Task directions
Copy out the records below line for line, leaving out the pictures.

Recorded information

-- Begin --

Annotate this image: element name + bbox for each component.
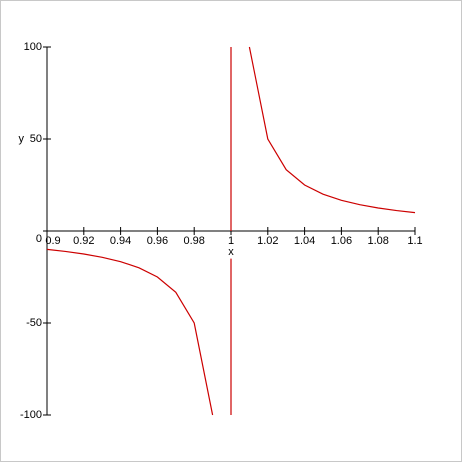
- y-tick-label: -100: [20, 409, 42, 421]
- x-tick-label: 1: [228, 235, 234, 247]
- x-tick-label: 1.04: [294, 235, 315, 247]
- x-tick-label: 0.96: [147, 235, 168, 247]
- x-tick-label: 1.1: [407, 235, 422, 247]
- y-axis-label: y: [19, 133, 25, 145]
- y-tick-label: 100: [24, 41, 42, 53]
- y-tick-label: -50: [26, 317, 42, 329]
- x-axis-label: x: [228, 246, 234, 258]
- y-tick-label: 0: [36, 233, 42, 245]
- x-tick-label: 0.92: [73, 235, 94, 247]
- x-tick-label: 0.9: [45, 235, 60, 247]
- x-tick-label: 1.02: [257, 235, 278, 247]
- curve: [46, 46, 416, 416]
- x-tick-label: 0.94: [110, 235, 131, 247]
- x-tick-label: 0.98: [183, 235, 204, 247]
- y-tick-label: 50: [30, 133, 42, 145]
- x-tick-label: 1.06: [331, 235, 352, 247]
- x-tick-label: 1.08: [367, 235, 388, 247]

-- End --

Response to this task
Annotate this image: element name + bbox for each component.
- y-tick-label: -100: [20, 409, 42, 421]
- x-tick-label: 1: [228, 235, 234, 247]
- x-tick-label: 1.04: [294, 235, 315, 247]
- x-tick-label: 0.96: [147, 235, 168, 247]
- x-tick-label: 1.1: [407, 235, 422, 247]
- y-axis-label: y: [19, 133, 25, 145]
- y-tick-label: 100: [24, 41, 42, 53]
- y-tick-label: -50: [26, 317, 42, 329]
- x-axis-label: x: [228, 246, 234, 258]
- y-tick-label: 0: [36, 233, 42, 245]
- x-tick-label: 0.92: [73, 235, 94, 247]
- x-tick-label: 0.9: [45, 235, 60, 247]
- x-tick-label: 1.02: [257, 235, 278, 247]
- curve: [46, 46, 416, 416]
- x-tick-label: 0.94: [110, 235, 131, 247]
- x-tick-label: 0.98: [183, 235, 204, 247]
- y-tick-label: 50: [30, 133, 42, 145]
- x-tick-label: 1.06: [331, 235, 352, 247]
- x-tick-label: 1.08: [367, 235, 388, 247]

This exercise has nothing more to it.